- AIM OF THE TASK
Repeat each record below exactly as given.

- PROVIDED ENTRIES
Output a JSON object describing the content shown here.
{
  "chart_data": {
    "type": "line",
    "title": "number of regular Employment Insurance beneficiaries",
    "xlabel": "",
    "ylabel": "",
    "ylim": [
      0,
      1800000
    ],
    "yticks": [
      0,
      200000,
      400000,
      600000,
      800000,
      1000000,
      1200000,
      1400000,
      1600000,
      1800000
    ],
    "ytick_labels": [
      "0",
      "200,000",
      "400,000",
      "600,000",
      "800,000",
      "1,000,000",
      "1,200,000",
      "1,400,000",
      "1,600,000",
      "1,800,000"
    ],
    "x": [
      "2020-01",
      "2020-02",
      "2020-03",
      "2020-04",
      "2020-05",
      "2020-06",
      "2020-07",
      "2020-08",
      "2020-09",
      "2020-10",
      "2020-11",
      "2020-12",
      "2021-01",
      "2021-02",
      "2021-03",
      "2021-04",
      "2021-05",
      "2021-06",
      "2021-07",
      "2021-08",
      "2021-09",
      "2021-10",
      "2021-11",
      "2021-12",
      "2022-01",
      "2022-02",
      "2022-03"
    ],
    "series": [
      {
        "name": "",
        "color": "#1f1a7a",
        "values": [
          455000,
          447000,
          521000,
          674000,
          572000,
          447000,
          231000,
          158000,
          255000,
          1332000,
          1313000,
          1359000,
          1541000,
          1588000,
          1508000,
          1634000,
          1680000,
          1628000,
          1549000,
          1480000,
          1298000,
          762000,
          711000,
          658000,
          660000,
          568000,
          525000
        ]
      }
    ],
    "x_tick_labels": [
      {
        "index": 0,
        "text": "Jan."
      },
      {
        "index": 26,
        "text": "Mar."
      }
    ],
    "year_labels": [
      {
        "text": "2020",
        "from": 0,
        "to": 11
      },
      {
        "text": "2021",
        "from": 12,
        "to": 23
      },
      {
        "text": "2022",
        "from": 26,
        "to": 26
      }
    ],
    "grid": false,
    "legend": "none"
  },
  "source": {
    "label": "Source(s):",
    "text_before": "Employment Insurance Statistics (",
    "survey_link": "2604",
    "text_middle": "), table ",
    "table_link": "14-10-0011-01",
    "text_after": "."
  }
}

- TASK ANSWER
Output a JSON object describing the content shown here.
{
  "chart_data": {
    "type": "line",
    "title": "number of regular Employment Insurance beneficiaries",
    "xlabel": "",
    "ylabel": "",
    "ylim": [
      0,
      1800000
    ],
    "yticks": [
      0,
      200000,
      400000,
      600000,
      800000,
      1000000,
      1200000,
      1400000,
      1600000,
      1800000
    ],
    "ytick_labels": [
      "0",
      "200,000",
      "400,000",
      "600,000",
      "800,000",
      "1,000,000",
      "1,200,000",
      "1,400,000",
      "1,600,000",
      "1,800,000"
    ],
    "x": [
      "2020-01",
      "2020-02",
      "2020-03",
      "2020-04",
      "2020-05",
      "2020-06",
      "2020-07",
      "2020-08",
      "2020-09",
      "2020-10",
      "2020-11",
      "2020-12",
      "2021-01",
      "2021-02",
      "2021-03",
      "2021-04",
      "2021-05",
      "2021-06",
      "2021-07",
      "2021-08",
      "2021-09",
      "2021-10",
      "2021-11",
      "2021-12",
      "2022-01",
      "2022-02",
      "2022-03"
    ],
    "series": [
      {
        "name": "",
        "color": "#1f1a7a",
        "values": [
          455000,
          447000,
          521000,
          674000,
          572000,
          447000,
          231000,
          158000,
          255000,
          1332000,
          1313000,
          1359000,
          1541000,
          1588000,
          1508000,
          1634000,
          1680000,
          1628000,
          1549000,
          1480000,
          1298000,
          762000,
          711000,
          658000,
          660000,
          568000,
          525000
        ]
      }
    ],
    "x_tick_labels": [
      {
        "index": 0,
        "text": "Jan."
      },
      {
        "index": 26,
        "text": "Mar."
      }
    ],
    "year_labels": [
      {
        "text": "2020",
        "from": 0,
        "to": 11
      },
      {
        "text": "2021",
        "from": 12,
        "to": 23
      },
      {
        "text": "2022",
        "from": 26,
        "to": 26
      }
    ],
    "grid": false,
    "legend": "none"
  },
  "source": {
    "label": "Source(s):",
    "text_before": "Employment Insurance Statistics (",
    "survey_link": "2604",
    "text_middle": "), table ",
    "table_link": "14-10-0011-01",
    "text_after": "."
  }
}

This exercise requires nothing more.